### Task details:
Where a line in the listing below contains the word "screenshot", copy that line.

Stored data entries:
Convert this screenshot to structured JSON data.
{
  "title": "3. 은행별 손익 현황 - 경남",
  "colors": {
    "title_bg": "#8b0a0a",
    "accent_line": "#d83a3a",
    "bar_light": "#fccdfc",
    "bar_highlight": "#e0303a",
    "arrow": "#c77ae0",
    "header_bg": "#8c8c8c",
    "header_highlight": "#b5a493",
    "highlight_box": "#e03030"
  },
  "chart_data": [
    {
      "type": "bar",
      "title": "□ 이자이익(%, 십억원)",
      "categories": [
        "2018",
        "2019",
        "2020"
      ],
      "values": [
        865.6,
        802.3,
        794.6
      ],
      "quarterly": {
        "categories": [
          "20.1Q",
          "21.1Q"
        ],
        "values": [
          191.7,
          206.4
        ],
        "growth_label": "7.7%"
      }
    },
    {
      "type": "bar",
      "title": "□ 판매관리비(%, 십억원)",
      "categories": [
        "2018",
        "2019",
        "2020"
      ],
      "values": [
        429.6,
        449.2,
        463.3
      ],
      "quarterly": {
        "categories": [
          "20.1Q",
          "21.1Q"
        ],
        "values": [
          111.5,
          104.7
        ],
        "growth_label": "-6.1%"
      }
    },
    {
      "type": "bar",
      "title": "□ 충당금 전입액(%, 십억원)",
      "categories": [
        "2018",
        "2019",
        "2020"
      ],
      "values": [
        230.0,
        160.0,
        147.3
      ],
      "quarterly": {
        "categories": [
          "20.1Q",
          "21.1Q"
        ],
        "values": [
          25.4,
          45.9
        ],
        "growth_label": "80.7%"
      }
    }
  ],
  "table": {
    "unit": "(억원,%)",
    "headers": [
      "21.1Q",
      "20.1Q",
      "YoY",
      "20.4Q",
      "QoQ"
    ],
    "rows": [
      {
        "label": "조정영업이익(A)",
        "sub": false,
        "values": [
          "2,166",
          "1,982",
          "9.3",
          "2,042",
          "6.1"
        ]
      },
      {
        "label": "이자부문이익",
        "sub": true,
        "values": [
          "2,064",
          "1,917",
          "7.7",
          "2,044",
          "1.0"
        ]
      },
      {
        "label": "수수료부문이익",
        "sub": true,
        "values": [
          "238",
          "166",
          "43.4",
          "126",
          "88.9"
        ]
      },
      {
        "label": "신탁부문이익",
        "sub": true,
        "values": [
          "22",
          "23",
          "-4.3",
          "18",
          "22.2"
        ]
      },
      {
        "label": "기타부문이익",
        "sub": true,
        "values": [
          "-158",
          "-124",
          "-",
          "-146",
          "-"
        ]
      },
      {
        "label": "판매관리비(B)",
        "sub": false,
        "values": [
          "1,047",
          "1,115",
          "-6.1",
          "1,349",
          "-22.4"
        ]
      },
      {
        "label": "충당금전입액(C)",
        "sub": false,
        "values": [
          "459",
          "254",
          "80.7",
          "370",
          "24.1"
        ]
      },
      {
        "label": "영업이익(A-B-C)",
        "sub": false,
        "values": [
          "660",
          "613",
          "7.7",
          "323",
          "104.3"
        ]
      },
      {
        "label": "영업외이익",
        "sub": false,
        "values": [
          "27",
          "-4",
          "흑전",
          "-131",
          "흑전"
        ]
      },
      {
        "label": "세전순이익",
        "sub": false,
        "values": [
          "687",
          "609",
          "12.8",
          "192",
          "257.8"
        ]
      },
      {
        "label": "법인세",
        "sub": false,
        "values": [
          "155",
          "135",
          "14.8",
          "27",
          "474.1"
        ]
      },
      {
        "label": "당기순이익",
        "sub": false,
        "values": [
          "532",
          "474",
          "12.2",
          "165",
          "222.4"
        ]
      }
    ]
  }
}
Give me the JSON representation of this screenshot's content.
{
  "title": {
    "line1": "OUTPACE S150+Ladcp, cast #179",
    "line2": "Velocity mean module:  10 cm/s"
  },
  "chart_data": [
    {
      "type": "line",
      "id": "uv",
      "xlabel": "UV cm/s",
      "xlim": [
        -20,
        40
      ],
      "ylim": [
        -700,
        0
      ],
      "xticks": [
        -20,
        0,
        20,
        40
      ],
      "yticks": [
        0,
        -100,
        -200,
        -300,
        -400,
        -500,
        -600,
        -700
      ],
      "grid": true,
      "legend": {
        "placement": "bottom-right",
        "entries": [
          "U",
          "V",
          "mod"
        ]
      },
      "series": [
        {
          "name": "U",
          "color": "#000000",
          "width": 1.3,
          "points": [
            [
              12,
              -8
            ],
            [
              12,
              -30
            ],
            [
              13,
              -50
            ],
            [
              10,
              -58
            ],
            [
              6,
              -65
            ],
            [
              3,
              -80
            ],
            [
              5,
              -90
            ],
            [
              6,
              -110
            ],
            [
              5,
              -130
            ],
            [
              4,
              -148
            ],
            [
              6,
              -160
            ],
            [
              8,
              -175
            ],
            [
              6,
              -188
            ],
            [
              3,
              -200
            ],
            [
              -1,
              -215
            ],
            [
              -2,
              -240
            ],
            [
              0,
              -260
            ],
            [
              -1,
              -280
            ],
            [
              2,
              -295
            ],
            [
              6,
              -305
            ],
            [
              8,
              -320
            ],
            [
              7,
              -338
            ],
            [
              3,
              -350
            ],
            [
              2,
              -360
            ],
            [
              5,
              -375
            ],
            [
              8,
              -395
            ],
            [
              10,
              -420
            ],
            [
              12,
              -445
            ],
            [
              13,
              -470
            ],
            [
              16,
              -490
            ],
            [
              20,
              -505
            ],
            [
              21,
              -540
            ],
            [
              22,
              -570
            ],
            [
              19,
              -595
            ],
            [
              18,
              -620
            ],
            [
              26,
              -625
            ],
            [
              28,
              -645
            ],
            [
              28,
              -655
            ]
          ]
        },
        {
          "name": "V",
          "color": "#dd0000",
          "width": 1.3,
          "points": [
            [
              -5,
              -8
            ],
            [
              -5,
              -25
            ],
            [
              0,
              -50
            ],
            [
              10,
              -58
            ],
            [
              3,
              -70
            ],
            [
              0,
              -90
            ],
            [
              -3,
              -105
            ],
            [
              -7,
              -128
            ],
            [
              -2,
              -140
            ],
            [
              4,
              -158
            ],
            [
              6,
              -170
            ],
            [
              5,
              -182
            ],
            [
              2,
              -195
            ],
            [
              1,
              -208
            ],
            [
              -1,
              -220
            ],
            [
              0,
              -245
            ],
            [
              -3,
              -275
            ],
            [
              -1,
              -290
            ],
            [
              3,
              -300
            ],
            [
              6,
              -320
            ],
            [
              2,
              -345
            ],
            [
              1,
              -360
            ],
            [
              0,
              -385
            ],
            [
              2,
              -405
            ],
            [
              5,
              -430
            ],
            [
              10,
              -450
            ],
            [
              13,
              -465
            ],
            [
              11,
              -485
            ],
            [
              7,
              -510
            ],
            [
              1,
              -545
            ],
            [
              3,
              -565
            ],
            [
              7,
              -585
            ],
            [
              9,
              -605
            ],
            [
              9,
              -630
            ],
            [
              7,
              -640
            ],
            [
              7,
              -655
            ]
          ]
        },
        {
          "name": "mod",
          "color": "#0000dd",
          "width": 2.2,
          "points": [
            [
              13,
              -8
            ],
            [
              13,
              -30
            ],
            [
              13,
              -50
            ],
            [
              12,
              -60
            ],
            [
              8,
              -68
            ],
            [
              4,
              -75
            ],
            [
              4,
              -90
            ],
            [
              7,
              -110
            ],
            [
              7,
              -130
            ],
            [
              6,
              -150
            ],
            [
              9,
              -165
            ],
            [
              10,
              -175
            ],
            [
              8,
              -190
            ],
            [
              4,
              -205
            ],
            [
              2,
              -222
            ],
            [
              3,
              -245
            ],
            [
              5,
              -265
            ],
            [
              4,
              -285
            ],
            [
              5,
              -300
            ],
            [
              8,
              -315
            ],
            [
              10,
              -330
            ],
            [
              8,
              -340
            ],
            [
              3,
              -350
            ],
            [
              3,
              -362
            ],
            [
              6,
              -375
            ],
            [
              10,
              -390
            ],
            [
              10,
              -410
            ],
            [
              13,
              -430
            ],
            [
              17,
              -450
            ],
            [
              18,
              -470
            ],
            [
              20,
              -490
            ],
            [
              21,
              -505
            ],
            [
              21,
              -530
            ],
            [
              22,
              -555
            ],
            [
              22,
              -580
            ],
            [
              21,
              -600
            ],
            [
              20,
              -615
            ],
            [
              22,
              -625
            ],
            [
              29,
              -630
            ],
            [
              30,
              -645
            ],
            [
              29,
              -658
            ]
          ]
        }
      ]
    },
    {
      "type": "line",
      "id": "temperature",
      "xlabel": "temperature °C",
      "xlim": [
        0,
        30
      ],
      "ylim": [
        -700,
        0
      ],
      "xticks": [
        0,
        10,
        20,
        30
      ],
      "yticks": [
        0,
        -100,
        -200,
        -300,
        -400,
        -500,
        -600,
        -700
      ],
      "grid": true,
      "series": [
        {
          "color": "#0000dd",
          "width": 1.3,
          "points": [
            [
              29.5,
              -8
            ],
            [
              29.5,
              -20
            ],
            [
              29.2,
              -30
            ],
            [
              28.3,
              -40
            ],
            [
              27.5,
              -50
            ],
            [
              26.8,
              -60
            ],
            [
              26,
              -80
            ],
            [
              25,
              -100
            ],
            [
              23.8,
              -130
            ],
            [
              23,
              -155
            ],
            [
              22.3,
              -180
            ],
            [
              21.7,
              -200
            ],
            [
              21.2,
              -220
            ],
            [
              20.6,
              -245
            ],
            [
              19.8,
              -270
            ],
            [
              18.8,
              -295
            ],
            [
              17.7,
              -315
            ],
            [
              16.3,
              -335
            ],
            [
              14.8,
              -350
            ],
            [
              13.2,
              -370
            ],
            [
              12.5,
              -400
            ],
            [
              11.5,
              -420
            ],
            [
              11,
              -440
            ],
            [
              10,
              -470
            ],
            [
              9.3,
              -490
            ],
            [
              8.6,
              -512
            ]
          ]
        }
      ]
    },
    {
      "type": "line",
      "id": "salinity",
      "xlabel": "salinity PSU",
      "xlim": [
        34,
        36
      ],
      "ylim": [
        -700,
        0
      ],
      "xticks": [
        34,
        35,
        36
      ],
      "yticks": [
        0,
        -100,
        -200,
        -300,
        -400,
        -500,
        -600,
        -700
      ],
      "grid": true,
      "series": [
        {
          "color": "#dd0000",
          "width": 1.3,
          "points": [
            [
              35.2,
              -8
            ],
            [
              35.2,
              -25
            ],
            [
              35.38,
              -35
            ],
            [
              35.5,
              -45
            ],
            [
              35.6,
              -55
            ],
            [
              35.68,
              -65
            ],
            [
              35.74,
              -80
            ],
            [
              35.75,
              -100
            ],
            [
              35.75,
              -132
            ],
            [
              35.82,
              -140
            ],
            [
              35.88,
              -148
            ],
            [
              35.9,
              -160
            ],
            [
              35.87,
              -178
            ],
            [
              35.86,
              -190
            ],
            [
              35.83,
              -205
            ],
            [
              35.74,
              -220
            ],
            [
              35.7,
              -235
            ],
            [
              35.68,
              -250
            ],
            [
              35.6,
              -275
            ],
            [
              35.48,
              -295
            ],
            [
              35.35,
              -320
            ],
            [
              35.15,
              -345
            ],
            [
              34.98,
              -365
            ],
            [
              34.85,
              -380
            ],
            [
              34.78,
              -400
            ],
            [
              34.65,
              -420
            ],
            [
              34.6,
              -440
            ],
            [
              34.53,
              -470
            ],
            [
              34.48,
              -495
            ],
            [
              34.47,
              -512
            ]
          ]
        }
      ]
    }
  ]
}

### Response:
Convert this screenshot to structured JSON data.
Give me the JSON representation of this screenshot's content.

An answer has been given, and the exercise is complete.